Lines of data:
_ _ _ _
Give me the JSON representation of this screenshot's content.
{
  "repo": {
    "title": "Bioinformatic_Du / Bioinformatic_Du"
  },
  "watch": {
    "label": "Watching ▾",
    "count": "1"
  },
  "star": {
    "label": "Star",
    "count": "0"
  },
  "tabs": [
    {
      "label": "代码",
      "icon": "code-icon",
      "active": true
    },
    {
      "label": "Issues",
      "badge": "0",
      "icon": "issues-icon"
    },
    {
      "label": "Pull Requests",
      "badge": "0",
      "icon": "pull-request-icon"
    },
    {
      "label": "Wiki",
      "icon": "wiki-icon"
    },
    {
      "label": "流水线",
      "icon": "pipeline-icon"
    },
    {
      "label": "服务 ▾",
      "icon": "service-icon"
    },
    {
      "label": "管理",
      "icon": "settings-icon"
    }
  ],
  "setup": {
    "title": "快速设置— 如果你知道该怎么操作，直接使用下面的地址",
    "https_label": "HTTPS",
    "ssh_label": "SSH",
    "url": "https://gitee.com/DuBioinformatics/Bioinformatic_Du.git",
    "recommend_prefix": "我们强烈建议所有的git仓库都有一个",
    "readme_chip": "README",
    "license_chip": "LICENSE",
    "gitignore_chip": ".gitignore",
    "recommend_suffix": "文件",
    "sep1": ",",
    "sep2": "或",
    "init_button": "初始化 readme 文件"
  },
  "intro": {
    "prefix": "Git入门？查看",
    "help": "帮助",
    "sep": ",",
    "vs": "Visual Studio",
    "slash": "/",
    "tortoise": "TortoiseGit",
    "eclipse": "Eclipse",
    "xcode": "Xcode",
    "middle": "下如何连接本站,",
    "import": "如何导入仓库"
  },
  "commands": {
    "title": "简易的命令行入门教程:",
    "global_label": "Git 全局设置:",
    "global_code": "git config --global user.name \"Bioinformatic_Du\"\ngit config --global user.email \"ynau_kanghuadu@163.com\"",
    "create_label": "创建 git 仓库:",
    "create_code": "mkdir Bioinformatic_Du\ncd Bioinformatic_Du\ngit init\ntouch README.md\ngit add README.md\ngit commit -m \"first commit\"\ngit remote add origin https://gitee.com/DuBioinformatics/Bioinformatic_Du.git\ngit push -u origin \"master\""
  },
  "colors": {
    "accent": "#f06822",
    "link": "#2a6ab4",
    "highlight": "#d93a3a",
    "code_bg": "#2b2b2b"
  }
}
_ _ _ _
Short problem: Print the records above exactly as they appear.

Exercise response:
Give me the JSON representation of this screenshot's content.
{
  "repo": {
    "title": "Bioinformatic_Du / Bioinformatic_Du"
  },
  "watch": {
    "label": "Watching ▾",
    "count": "1"
  },
  "star": {
    "label": "Star",
    "count": "0"
  },
  "tabs": [
    {
      "label": "代码",
      "icon": "code-icon",
      "active": true
    },
    {
      "label": "Issues",
      "badge": "0",
      "icon": "issues-icon"
    },
    {
      "label": "Pull Requests",
      "badge": "0",
      "icon": "pull-request-icon"
    },
    {
      "label": "Wiki",
      "icon": "wiki-icon"
    },
    {
      "label": "流水线",
      "icon": "pipeline-icon"
    },
    {
      "label": "服务 ▾",
      "icon": "service-icon"
    },
    {
      "label": "管理",
      "icon": "settings-icon"
    }
  ],
  "setup": {
    "title": "快速设置— 如果你知道该怎么操作，直接使用下面的地址",
    "https_label": "HTTPS",
    "ssh_label": "SSH",
    "url": "https://gitee.com/DuBioinformatics/Bioinformatic_Du.git",
    "recommend_prefix": "我们强烈建议所有的git仓库都有一个",
    "readme_chip": "README",
    "license_chip": "LICENSE",
    "gitignore_chip": ".gitignore",
    "recommend_suffix": "文件",
    "sep1": ",",
    "sep2": "或",
    "init_button": "初始化 readme 文件"
  },
  "intro": {
    "prefix": "Git入门？查看",
    "help": "帮助",
    "sep": ",",
    "vs": "Visual Studio",
    "slash": "/",
    "tortoise": "TortoiseGit",
    "eclipse": "Eclipse",
    "xcode": "Xcode",
    "middle": "下如何连接本站,",
    "import": "如何导入仓库"
  },
  "commands": {
    "title": "简易的命令行入门教程:",
    "global_label": "Git 全局设置:",
    "global_code": "git config --global user.name \"Bioinformatic_Du\"\ngit config --global user.email \"ynau_kanghuadu@163.com\"",
    "create_label": "创建 git 仓库:",
    "create_code": "mkdir Bioinformatic_Du\ncd Bioinformatic_Du\ngit init\ntouch README.md\ngit add README.md\ngit commit -m \"first commit\"\ngit remote add origin https://gitee.com/DuBioinformatics/Bioinformatic_Du.git\ngit push -u origin \"master\""
  },
  "colors": {
    "accent": "#f06822",
    "link": "#2a6ab4",
    "highlight": "#d93a3a",
    "code_bg": "#2b2b2b"
  }
}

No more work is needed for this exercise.